§ **Exercise brief**
Print every one of the records below, word for word, with no changes.

Records from a data collection

____

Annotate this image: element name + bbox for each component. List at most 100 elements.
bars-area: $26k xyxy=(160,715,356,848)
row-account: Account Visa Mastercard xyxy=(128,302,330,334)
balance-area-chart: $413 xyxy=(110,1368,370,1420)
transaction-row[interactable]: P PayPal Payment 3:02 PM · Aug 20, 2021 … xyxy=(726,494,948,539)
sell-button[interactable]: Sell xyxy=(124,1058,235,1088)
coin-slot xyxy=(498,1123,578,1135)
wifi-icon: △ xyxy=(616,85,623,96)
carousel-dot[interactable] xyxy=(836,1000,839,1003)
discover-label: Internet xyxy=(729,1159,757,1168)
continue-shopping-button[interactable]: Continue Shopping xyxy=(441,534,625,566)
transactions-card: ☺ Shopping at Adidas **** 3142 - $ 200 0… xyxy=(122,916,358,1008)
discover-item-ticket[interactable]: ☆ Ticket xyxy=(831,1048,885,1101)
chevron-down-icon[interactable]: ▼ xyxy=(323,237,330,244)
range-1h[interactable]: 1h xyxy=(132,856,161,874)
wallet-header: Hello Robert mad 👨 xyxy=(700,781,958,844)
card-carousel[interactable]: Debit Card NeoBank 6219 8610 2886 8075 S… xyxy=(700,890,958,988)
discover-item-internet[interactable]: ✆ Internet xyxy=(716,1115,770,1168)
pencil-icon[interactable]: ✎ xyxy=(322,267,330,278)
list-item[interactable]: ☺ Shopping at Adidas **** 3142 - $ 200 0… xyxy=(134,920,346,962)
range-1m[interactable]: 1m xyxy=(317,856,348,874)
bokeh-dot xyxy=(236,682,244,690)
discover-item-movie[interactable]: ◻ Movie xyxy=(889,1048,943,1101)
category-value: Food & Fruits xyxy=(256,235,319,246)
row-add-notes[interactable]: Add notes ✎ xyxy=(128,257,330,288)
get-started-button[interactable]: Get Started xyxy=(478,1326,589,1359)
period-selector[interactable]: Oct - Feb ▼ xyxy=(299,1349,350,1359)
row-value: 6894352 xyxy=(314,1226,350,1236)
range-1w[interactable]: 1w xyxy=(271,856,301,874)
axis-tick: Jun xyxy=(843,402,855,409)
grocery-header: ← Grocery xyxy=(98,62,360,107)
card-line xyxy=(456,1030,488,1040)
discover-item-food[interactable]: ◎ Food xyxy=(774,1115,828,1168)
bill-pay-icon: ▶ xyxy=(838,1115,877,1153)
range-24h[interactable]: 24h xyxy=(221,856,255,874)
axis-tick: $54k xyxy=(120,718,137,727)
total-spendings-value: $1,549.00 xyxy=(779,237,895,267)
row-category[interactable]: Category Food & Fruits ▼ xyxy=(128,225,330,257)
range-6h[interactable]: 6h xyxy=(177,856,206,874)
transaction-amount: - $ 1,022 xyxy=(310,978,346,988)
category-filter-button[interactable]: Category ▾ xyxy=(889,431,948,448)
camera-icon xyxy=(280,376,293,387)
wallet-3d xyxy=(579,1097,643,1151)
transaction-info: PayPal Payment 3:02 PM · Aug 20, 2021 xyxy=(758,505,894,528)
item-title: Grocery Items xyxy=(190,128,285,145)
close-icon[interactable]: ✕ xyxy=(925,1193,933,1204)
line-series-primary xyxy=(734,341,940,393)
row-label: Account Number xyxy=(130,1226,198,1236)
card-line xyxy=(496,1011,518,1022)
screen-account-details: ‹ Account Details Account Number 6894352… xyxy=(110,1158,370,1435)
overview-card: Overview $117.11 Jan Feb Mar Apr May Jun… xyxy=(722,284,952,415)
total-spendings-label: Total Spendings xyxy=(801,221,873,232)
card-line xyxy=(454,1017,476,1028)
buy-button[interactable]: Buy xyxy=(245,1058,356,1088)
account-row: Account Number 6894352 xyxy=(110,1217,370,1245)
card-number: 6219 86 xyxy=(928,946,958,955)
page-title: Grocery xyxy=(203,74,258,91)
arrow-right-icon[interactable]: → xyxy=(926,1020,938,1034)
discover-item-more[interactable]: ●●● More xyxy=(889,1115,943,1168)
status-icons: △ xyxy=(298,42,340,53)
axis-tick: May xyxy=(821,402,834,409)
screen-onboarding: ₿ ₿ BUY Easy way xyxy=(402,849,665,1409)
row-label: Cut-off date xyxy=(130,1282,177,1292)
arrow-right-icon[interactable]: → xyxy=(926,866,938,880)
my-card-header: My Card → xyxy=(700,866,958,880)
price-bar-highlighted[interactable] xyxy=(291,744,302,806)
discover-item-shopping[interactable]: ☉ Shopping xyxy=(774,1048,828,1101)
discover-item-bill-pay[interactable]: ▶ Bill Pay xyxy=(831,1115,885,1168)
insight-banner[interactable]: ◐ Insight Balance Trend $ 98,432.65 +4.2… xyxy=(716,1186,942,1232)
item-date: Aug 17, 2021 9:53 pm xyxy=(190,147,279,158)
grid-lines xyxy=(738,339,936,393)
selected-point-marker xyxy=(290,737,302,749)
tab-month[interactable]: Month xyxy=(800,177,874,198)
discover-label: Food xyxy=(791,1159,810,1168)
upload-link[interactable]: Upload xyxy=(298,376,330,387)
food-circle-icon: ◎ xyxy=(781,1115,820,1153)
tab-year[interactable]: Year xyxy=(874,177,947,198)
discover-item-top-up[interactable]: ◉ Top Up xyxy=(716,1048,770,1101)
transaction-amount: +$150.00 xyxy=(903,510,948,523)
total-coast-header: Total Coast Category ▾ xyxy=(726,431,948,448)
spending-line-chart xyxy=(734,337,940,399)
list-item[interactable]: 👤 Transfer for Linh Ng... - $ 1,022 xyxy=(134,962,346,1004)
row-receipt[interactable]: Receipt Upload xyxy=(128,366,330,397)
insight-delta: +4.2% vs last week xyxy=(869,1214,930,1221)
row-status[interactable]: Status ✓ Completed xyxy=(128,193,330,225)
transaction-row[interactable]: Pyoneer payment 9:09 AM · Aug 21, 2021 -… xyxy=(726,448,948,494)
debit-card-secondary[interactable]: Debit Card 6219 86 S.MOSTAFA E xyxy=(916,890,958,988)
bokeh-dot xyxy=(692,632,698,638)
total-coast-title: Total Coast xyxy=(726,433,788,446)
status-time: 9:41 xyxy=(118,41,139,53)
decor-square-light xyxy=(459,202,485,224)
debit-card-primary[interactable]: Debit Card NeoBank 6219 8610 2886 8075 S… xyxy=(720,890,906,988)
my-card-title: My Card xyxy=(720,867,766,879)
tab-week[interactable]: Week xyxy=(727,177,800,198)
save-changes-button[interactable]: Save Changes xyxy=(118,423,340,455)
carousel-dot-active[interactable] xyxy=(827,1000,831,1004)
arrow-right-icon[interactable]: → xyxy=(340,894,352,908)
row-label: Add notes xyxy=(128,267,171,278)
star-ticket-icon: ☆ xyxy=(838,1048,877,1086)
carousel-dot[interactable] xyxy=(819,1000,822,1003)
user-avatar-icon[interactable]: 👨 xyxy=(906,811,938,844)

____

§ **Solution for this problem**
Annotate this image: element name + bbox for each component. List at most 100 elements.
bars-area: $26k xyxy=(160,715,356,848)
row-account: Account Visa Mastercard xyxy=(128,302,330,334)
balance-area-chart: $413 xyxy=(110,1368,370,1420)
transaction-row[interactable]: P PayPal Payment 3:02 PM · Aug 20, 2021 … xyxy=(726,494,948,539)
sell-button[interactable]: Sell xyxy=(124,1058,235,1088)
coin-slot xyxy=(498,1123,578,1135)
wifi-icon: △ xyxy=(616,85,623,96)
carousel-dot[interactable] xyxy=(836,1000,839,1003)
discover-label: Internet xyxy=(729,1159,757,1168)
continue-shopping-button[interactable]: Continue Shopping xyxy=(441,534,625,566)
transactions-card: ☺ Shopping at Adidas **** 3142 - $ 200 0… xyxy=(122,916,358,1008)
discover-item-ticket[interactable]: ☆ Ticket xyxy=(831,1048,885,1101)
chevron-down-icon[interactable]: ▼ xyxy=(323,237,330,244)
range-1h[interactable]: 1h xyxy=(132,856,161,874)
wallet-header: Hello Robert mad 👨 xyxy=(700,781,958,844)
card-carousel[interactable]: Debit Card NeoBank 6219 8610 2886 8075 S… xyxy=(700,890,958,988)
discover-item-internet[interactable]: ✆ Internet xyxy=(716,1115,770,1168)
pencil-icon[interactable]: ✎ xyxy=(322,267,330,278)
list-item[interactable]: ☺ Shopping at Adidas **** 3142 - $ 200 0… xyxy=(134,920,346,962)
range-1m[interactable]: 1m xyxy=(317,856,348,874)
bokeh-dot xyxy=(236,682,244,690)
discover-item-movie[interactable]: ◻ Movie xyxy=(889,1048,943,1101)
category-value: Food & Fruits xyxy=(256,235,319,246)
row-add-notes[interactable]: Add notes ✎ xyxy=(128,257,330,288)
get-started-button[interactable]: Get Started xyxy=(478,1326,589,1359)
period-selector[interactable]: Oct - Feb ▼ xyxy=(299,1349,350,1359)
row-value: 6894352 xyxy=(314,1226,350,1236)
range-1w[interactable]: 1w xyxy=(271,856,301,874)
axis-tick: Jun xyxy=(843,402,855,409)
grocery-header: ← Grocery xyxy=(98,62,360,107)
card-line xyxy=(456,1030,488,1040)
discover-item-food[interactable]: ◎ Food xyxy=(774,1115,828,1168)
bill-pay-icon: ▶ xyxy=(838,1115,877,1153)
range-24h[interactable]: 24h xyxy=(221,856,255,874)
axis-tick: $54k xyxy=(120,718,137,727)
total-spendings-value: $1,549.00 xyxy=(779,237,895,267)
row-category[interactable]: Category Food & Fruits ▼ xyxy=(128,225,330,257)
range-6h[interactable]: 6h xyxy=(177,856,206,874)
transaction-amount: - $ 1,022 xyxy=(310,978,346,988)
category-filter-button[interactable]: Category ▾ xyxy=(889,431,948,448)
camera-icon xyxy=(280,376,293,387)
wallet-3d xyxy=(579,1097,643,1151)
transaction-info: PayPal Payment 3:02 PM · Aug 20, 2021 xyxy=(758,505,894,528)
item-title: Grocery Items xyxy=(190,128,285,145)
close-icon[interactable]: ✕ xyxy=(925,1193,933,1204)
line-series-primary xyxy=(734,341,940,393)
row-label: Account Number xyxy=(130,1226,198,1236)
card-line xyxy=(496,1011,518,1022)
screen-account-details: ‹ Account Details Account Number 6894352… xyxy=(110,1158,370,1435)
overview-card: Overview $117.11 Jan Feb Mar Apr May Jun… xyxy=(722,284,952,415)
total-spendings-label: Total Spendings xyxy=(801,221,873,232)
card-line xyxy=(454,1017,476,1028)
buy-button[interactable]: Buy xyxy=(245,1058,356,1088)
account-row: Account Number 6894352 xyxy=(110,1217,370,1245)
card-number: 6219 86 xyxy=(928,946,958,955)
page-title: Grocery xyxy=(203,74,258,91)
arrow-right-icon[interactable]: → xyxy=(926,1020,938,1034)
discover-item-more[interactable]: ●●● More xyxy=(889,1115,943,1168)
status-icons: △ xyxy=(298,42,340,53)
axis-tick: May xyxy=(821,402,834,409)
screen-onboarding: ₿ ₿ BUY Easy way xyxy=(402,849,665,1409)
row-label: Cut-off date xyxy=(130,1282,177,1292)
arrow-right-icon[interactable]: → xyxy=(926,866,938,880)
my-card-header: My Card → xyxy=(700,866,958,880)
price-bar-highlighted[interactable] xyxy=(291,744,302,806)
discover-item-shopping[interactable]: ☉ Shopping xyxy=(774,1048,828,1101)
discover-item-bill-pay[interactable]: ▶ Bill Pay xyxy=(831,1115,885,1168)
insight-banner[interactable]: ◐ Insight Balance Trend $ 98,432.65 +4.2… xyxy=(716,1186,942,1232)
item-date: Aug 17, 2021 9:53 pm xyxy=(190,147,279,158)
grid-lines xyxy=(738,339,936,393)
selected-point-marker xyxy=(290,737,302,749)
tab-month[interactable]: Month xyxy=(800,177,874,198)
discover-label: Food xyxy=(791,1159,810,1168)
upload-link[interactable]: Upload xyxy=(298,376,330,387)
food-circle-icon: ◎ xyxy=(781,1115,820,1153)
tab-year[interactable]: Year xyxy=(874,177,947,198)
discover-item-top-up[interactable]: ◉ Top Up xyxy=(716,1048,770,1101)
transaction-amount: +$150.00 xyxy=(903,510,948,523)
total-coast-header: Total Coast Category ▾ xyxy=(726,431,948,448)
spending-line-chart xyxy=(734,337,940,399)
list-item[interactable]: 👤 Transfer for Linh Ng... - $ 1,022 xyxy=(134,962,346,1004)
row-receipt[interactable]: Receipt Upload xyxy=(128,366,330,397)
insight-delta: +4.2% vs last week xyxy=(869,1214,930,1221)
row-status[interactable]: Status ✓ Completed xyxy=(128,193,330,225)
transaction-row[interactable]: Pyoneer payment 9:09 AM · Aug 21, 2021 -… xyxy=(726,448,948,494)
debit-card-secondary[interactable]: Debit Card 6219 86 S.MOSTAFA E xyxy=(916,890,958,988)
bokeh-dot xyxy=(692,632,698,638)
total-coast-title: Total Coast xyxy=(726,433,788,446)
status-time: 9:41 xyxy=(118,41,139,53)
decor-square-light xyxy=(459,202,485,224)
debit-card-primary[interactable]: Debit Card NeoBank 6219 8610 2886 8075 S… xyxy=(720,890,906,988)
my-card-title: My Card xyxy=(720,867,766,879)
tab-week[interactable]: Week xyxy=(727,177,800,198)
save-changes-button[interactable]: Save Changes xyxy=(118,423,340,455)
carousel-dot-active[interactable] xyxy=(827,1000,831,1004)
arrow-right-icon[interactable]: → xyxy=(340,894,352,908)
row-label: Add notes xyxy=(128,267,171,278)
star-ticket-icon: ☆ xyxy=(838,1048,877,1086)
carousel-dot[interactable] xyxy=(819,1000,822,1003)
user-avatar-icon[interactable]: 👨 xyxy=(906,811,938,844)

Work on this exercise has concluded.